# Task prompt:
Starting at the line that holds "Give me a plain-text", set down each line through the end of the listing, exactly as written and with nothing added.

• • • • • • •

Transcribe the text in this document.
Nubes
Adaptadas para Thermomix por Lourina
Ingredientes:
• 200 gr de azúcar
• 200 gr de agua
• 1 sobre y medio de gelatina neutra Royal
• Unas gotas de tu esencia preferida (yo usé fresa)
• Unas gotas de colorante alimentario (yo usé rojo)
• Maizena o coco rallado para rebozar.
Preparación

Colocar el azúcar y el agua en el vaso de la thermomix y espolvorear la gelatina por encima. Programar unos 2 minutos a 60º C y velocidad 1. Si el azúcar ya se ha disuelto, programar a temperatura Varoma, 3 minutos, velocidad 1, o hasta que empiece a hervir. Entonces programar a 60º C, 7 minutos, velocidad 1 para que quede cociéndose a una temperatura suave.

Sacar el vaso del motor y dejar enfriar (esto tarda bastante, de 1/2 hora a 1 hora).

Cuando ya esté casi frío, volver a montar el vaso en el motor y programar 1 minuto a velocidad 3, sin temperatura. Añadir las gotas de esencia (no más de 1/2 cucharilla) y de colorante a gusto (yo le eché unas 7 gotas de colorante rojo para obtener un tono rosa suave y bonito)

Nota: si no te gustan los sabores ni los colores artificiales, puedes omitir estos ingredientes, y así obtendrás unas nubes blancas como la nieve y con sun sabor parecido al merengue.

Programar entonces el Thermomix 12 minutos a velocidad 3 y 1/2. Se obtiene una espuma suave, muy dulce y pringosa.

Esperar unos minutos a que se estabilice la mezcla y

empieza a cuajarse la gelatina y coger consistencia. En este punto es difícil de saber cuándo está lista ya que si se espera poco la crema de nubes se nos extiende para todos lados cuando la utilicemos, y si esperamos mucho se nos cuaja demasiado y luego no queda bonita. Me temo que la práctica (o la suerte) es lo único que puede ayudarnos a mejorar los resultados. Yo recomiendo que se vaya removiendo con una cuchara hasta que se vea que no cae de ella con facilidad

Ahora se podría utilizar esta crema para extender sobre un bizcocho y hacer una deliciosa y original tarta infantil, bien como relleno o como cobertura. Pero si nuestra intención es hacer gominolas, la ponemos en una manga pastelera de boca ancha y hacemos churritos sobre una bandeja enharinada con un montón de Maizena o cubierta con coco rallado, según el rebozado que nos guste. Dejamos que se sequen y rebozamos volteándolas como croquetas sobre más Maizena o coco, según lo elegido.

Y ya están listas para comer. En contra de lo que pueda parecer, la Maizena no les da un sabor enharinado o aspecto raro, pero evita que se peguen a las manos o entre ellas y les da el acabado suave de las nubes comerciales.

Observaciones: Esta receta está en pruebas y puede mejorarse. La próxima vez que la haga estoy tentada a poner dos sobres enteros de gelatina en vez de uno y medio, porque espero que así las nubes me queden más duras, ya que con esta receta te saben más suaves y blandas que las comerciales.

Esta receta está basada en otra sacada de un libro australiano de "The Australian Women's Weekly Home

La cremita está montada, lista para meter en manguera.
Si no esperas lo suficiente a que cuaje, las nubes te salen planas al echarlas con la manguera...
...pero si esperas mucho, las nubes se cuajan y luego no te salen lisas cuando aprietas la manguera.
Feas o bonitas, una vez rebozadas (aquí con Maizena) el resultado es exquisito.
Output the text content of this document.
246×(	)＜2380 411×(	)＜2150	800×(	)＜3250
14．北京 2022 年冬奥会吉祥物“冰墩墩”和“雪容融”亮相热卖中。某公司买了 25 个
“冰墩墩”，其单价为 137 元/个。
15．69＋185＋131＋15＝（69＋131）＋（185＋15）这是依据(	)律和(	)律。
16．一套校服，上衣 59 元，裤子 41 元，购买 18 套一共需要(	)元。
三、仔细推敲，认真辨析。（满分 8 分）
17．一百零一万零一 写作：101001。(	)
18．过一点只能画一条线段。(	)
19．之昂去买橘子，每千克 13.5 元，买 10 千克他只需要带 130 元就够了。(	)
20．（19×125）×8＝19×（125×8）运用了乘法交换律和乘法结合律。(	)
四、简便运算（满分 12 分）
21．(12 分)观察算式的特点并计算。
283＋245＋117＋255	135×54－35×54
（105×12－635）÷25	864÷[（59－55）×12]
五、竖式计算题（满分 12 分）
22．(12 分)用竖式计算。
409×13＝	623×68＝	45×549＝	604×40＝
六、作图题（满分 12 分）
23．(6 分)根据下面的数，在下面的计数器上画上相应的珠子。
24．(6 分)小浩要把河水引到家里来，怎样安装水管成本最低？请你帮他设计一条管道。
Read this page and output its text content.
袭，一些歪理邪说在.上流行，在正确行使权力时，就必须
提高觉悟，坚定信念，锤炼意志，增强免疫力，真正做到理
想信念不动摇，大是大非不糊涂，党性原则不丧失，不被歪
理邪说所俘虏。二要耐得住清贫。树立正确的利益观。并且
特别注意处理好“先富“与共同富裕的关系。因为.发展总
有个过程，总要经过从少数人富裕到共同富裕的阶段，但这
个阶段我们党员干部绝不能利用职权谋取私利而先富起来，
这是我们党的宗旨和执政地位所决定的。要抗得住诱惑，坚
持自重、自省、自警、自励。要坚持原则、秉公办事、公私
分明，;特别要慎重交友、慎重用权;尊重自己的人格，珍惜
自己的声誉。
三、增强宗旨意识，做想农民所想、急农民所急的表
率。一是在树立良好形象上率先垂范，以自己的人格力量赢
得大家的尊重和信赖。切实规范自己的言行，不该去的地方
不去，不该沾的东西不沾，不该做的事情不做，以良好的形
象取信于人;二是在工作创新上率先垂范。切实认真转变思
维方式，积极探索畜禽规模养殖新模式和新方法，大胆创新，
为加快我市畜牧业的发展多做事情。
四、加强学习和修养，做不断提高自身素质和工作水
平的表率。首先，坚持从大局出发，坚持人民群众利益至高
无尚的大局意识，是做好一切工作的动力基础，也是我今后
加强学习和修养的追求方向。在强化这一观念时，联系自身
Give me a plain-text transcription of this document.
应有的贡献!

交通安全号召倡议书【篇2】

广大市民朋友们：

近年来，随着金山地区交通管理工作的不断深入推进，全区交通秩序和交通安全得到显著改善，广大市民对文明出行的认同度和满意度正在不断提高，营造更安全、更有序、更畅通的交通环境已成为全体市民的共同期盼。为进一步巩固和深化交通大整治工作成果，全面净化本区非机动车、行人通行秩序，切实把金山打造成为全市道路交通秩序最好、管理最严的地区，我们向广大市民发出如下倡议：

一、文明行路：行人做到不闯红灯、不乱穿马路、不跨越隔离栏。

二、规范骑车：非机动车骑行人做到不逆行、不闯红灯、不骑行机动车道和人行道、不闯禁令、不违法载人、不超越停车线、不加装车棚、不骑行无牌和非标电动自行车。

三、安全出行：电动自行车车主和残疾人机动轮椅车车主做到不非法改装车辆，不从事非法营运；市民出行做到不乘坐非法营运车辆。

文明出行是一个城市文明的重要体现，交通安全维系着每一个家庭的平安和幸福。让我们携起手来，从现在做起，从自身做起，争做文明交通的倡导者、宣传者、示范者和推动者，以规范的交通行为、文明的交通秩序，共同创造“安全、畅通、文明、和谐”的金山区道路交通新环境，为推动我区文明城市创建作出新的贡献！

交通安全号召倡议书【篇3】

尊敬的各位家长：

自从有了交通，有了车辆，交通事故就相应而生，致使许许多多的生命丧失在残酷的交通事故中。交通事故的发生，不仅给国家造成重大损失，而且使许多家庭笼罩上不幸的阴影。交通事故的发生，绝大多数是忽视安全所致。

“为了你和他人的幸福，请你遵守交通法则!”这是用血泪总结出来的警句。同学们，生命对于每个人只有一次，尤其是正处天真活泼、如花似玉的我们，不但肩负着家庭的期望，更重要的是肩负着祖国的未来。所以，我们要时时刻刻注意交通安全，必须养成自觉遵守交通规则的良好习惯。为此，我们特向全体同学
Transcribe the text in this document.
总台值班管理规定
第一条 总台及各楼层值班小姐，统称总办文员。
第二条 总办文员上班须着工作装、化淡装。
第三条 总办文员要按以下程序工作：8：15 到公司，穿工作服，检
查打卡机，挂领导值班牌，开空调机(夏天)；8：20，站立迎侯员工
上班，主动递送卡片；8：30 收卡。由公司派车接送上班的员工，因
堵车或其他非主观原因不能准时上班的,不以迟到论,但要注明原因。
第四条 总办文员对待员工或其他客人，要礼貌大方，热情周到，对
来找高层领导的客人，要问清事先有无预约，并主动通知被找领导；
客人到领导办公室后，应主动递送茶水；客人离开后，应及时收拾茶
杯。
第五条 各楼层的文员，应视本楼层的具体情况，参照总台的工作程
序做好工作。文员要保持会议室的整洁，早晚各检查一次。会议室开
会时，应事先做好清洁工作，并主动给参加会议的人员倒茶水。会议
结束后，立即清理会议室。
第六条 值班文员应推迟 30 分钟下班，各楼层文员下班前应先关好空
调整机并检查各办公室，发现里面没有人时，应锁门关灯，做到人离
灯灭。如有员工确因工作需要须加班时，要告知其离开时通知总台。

• • • • • • •

# Output:
Give me a plain-text transcription of this document.
应有的贡献!

交通安全号召倡议书【篇2】

广大市民朋友们：

近年来，随着金山地区交通管理工作的不断深入推进，全区交通秩序和交通安全得到显著改善，广大市民对文明出行的认同度和满意度正在不断提高，营造更安全、更有序、更畅通的交通环境已成为全体市民的共同期盼。为进一步巩固和深化交通大整治工作成果，全面净化本区非机动车、行人通行秩序，切实把金山打造成为全市道路交通秩序最好、管理最严的地区，我们向广大市民发出如下倡议：

一、文明行路：行人做到不闯红灯、不乱穿马路、不跨越隔离栏。

二、规范骑车：非机动车骑行人做到不逆行、不闯红灯、不骑行机动车道和人行道、不闯禁令、不违法载人、不超越停车线、不加装车棚、不骑行无牌和非标电动自行车。

三、安全出行：电动自行车车主和残疾人机动轮椅车车主做到不非法改装车辆，不从事非法营运；市民出行做到不乘坐非法营运车辆。

文明出行是一个城市文明的重要体现，交通安全维系着每一个家庭的平安和幸福。让我们携起手来，从现在做起，从自身做起，争做文明交通的倡导者、宣传者、示范者和推动者，以规范的交通行为、文明的交通秩序，共同创造“安全、畅通、文明、和谐”的金山区道路交通新环境，为推动我区文明城市创建作出新的贡献！

交通安全号召倡议书【篇3】

尊敬的各位家长：

自从有了交通，有了车辆，交通事故就相应而生，致使许许多多的生命丧失在残酷的交通事故中。交通事故的发生，不仅给国家造成重大损失，而且使许多家庭笼罩上不幸的阴影。交通事故的发生，绝大多数是忽视安全所致。

“为了你和他人的幸福，请你遵守交通法则!”这是用血泪总结出来的警句。同学们，生命对于每个人只有一次，尤其是正处天真活泼、如花似玉的我们，不但肩负着家庭的期望，更重要的是肩负着祖国的未来。所以，我们要时时刻刻注意交通安全，必须养成自觉遵守交通规则的良好习惯。为此，我们特向全体同学
Transcribe the text in this document.
总台值班管理规定
第一条 总台及各楼层值班小姐，统称总办文员。
第二条 总办文员上班须着工作装、化淡装。
第三条 总办文员要按以下程序工作：8：15 到公司，穿工作服，检
查打卡机，挂领导值班牌，开空调机(夏天)；8：20，站立迎侯员工
上班，主动递送卡片；8：30 收卡。由公司派车接送上班的员工，因
堵车或其他非主观原因不能准时上班的,不以迟到论,但要注明原因。
第四条 总办文员对待员工或其他客人，要礼貌大方，热情周到，对
来找高层领导的客人，要问清事先有无预约，并主动通知被找领导；
客人到领导办公室后，应主动递送茶水；客人离开后，应及时收拾茶
杯。
第五条 各楼层的文员，应视本楼层的具体情况，参照总台的工作程
序做好工作。文员要保持会议室的整洁，早晚各检查一次。会议室开
会时，应事先做好清洁工作，并主动给参加会议的人员倒茶水。会议
结束后，立即清理会议室。
第六条 值班文员应推迟 30 分钟下班，各楼层文员下班前应先关好空
调整机并检查各办公室，发现里面没有人时，应锁门关灯，做到人离
灯灭。如有员工确因工作需要须加班时，要告知其离开时通知总台。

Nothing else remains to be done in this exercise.